§ Do this
Determine the number of lines holding the word "一共需要"; answer with that number only.
#### Extracted data
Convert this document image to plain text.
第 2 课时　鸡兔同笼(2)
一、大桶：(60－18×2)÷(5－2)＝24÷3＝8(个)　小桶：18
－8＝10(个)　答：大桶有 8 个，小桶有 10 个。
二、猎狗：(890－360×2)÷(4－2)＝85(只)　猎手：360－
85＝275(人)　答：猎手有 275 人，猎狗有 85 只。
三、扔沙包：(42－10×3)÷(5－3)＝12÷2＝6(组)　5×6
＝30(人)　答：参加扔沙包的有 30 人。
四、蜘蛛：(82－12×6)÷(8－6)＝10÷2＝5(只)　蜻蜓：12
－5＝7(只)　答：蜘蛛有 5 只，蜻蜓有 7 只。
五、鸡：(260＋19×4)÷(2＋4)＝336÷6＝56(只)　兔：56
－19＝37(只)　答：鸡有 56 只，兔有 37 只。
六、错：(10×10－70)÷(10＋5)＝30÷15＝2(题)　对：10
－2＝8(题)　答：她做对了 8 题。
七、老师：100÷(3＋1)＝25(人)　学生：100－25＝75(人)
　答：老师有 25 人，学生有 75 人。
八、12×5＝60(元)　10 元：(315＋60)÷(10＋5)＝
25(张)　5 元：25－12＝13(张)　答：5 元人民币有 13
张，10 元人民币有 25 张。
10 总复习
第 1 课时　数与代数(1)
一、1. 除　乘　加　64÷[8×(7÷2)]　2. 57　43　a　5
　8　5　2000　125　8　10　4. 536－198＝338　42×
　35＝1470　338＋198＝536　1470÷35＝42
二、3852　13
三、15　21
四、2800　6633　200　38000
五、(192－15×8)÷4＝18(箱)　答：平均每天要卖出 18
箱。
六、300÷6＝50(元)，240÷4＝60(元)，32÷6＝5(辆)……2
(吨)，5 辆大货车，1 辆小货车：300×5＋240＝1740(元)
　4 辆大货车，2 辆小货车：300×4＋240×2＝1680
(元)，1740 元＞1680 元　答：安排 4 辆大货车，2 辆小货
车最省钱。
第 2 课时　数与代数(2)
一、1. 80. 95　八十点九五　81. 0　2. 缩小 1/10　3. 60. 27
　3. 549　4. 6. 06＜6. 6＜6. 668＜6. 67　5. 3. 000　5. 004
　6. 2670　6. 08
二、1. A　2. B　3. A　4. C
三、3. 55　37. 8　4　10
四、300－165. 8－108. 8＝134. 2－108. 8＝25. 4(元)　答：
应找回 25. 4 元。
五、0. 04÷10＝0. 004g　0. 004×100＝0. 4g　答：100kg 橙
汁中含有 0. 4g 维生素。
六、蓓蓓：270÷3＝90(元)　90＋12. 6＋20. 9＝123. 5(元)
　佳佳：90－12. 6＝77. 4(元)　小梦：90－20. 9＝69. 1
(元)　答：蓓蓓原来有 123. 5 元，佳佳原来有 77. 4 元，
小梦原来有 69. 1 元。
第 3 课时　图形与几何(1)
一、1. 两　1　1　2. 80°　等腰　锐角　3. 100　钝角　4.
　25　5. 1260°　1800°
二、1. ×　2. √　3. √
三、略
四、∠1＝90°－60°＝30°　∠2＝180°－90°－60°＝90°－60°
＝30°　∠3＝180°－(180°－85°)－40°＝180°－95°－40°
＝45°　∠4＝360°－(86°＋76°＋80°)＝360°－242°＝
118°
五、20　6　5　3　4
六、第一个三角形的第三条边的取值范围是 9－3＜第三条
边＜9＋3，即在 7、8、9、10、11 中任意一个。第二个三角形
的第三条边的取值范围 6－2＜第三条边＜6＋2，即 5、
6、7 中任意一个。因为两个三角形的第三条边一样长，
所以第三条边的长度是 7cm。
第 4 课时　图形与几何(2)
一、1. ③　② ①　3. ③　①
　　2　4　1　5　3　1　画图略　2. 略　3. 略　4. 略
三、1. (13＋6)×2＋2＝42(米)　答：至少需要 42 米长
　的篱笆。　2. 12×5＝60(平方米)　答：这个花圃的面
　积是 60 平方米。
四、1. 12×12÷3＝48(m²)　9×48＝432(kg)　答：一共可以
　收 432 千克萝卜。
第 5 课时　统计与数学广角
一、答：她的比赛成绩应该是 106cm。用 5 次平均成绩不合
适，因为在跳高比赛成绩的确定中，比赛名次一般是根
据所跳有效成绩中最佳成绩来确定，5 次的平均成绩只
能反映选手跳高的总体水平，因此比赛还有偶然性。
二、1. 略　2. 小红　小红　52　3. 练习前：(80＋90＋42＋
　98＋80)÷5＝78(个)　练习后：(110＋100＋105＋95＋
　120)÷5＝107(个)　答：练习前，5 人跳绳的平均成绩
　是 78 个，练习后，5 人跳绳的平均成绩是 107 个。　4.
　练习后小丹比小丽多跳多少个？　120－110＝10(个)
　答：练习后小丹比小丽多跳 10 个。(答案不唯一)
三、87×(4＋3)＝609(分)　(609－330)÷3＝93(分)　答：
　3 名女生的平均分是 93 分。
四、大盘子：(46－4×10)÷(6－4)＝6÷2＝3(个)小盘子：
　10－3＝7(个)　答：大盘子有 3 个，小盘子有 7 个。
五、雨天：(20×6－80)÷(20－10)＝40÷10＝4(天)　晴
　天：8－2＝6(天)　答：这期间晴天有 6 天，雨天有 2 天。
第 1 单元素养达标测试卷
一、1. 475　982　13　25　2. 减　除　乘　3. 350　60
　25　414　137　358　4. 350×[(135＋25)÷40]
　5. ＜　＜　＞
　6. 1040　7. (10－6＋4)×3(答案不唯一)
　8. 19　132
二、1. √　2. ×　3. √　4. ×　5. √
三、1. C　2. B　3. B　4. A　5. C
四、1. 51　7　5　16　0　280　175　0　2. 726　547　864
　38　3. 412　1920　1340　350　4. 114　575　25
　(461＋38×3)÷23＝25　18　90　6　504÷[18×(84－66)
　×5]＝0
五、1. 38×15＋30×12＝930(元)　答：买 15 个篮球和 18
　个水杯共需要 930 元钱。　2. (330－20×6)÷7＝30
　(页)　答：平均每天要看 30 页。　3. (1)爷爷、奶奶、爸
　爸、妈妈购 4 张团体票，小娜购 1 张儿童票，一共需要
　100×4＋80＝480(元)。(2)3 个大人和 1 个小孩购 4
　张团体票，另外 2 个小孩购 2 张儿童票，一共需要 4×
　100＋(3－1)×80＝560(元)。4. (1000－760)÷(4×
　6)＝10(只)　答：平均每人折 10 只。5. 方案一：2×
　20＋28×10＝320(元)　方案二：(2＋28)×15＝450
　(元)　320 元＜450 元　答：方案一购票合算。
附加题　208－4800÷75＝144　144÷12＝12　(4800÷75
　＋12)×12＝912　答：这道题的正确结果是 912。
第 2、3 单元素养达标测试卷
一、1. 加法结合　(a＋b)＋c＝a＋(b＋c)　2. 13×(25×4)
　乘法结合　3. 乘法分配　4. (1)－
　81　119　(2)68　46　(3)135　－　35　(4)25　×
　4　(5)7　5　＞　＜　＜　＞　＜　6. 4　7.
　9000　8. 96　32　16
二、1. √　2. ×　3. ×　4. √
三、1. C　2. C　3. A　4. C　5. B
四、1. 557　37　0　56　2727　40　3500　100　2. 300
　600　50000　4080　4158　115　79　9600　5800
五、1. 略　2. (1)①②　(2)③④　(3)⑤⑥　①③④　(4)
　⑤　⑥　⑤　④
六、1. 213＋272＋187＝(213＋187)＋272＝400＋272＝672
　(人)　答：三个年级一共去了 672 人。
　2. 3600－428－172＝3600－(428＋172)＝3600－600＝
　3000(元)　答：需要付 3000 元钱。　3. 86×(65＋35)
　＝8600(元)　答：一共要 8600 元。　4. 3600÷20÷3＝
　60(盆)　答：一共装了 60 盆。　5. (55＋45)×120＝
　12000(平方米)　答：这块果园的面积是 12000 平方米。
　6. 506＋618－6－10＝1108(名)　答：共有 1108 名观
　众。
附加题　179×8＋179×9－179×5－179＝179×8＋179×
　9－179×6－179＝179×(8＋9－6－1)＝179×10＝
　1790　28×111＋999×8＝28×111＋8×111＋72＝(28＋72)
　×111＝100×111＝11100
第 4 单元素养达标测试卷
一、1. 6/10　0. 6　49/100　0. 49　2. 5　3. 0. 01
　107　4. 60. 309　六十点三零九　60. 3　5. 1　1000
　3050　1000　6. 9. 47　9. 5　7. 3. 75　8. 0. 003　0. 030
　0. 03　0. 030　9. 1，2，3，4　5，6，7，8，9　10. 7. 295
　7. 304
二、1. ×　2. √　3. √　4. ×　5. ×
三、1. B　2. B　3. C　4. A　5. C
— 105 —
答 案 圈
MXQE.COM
########
§ Final answer
2